### Required task
Please give the count of lines holding the string "الجنابة" and nothing besides.

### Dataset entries
>> start
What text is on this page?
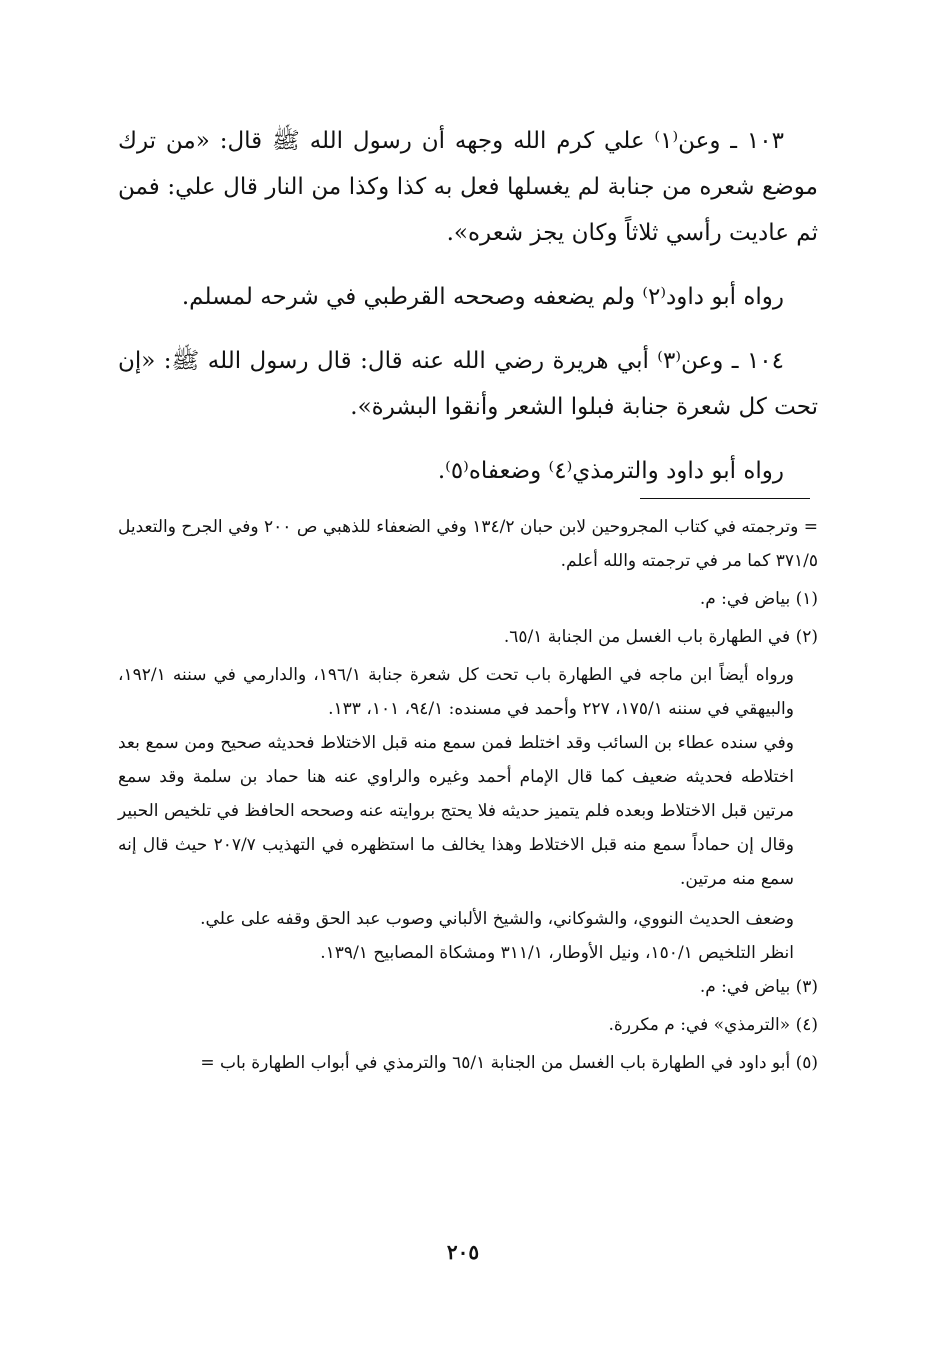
١٠٣ ـ وعن⁽١⁾ علي كرم الله وجهه أن رسول الله ﷺ قال: «من ترك موضع شعره من جنابة لم يغسلها فعل به كذا وكذا من النار قال علي: فمن ثم عاديت رأسي ثلاثاً وكان يجز شعره».

رواه أبو داود⁽٢⁾ ولم يضعفه وصححه القرطبي في شرحه لمسلم.

١٠٤ ـ وعن⁽٣⁾ أبي هريرة رضي الله عنه قال: قال رسول الله ﷺ: «إن تحت كل شعرة جنابة فبلوا الشعر وأنقوا البشرة».

رواه أبو داود والترمذي⁽٤⁾ وضعفاه⁽٥⁾.

= وترجمته في كتاب المجروحين لابن حبان ١٣٤/٢ وفي الضعفاء للذهبي ص ٢٠٠ وفي الجرح والتعديل ٣٧١/٥ كما مر في ترجمته والله أعلم.

(١) بياض في: م.

(٢) في الطهارة باب الغسل من الجنابة ٦٥/١.

ورواه أيضاً ابن ماجه في الطهارة باب تحت كل شعرة جنابة ١٩٦/١، والدارمي في سننه ١٩٢/١، والبيهقي في سننه ١٧٥/١، ٢٢٧ وأحمد في مسنده: ٩٤/١، ١٠١، ١٣٣.

وفي سنده عطاء بن السائب وقد اختلط فمن سمع منه قبل الاختلاط فحديثه صحيح ومن سمع بعد اختلاطه فحديثه ضعيف كما قال الإمام أحمد وغيره والراوي عنه هنا حماد بن سلمة وقد سمع مرتين قبل الاختلاط وبعده فلم يتميز حديثه فلا يحتج بروايته عنه وصححه الحافظ في تلخيص الحبير وقال إن حماداً سمع منه قبل الاختلاط وهذا يخالف ما استظهره في التهذيب ٢٠٧/٧ حيث قال إنه سمع منه مرتين.

وضعف الحديث النووي، والشوكاني، والشيخ الألباني وصوب عبد الحق وقفه على علي.

انظر التلخيص ١٥٠/١، ونيل الأوطار، ٣١١/١ ومشكاة المصابيح ١٣٩/١.

(٣) بياض في: م.

(٤) «الترمذي» في: م مكررة.

(٥) أبو داود في الطهارة باب الغسل من الجنابة ٦٥/١ والترمذي في أبواب الطهارة باب =

٢٠٥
>> end
### Completed exercise
2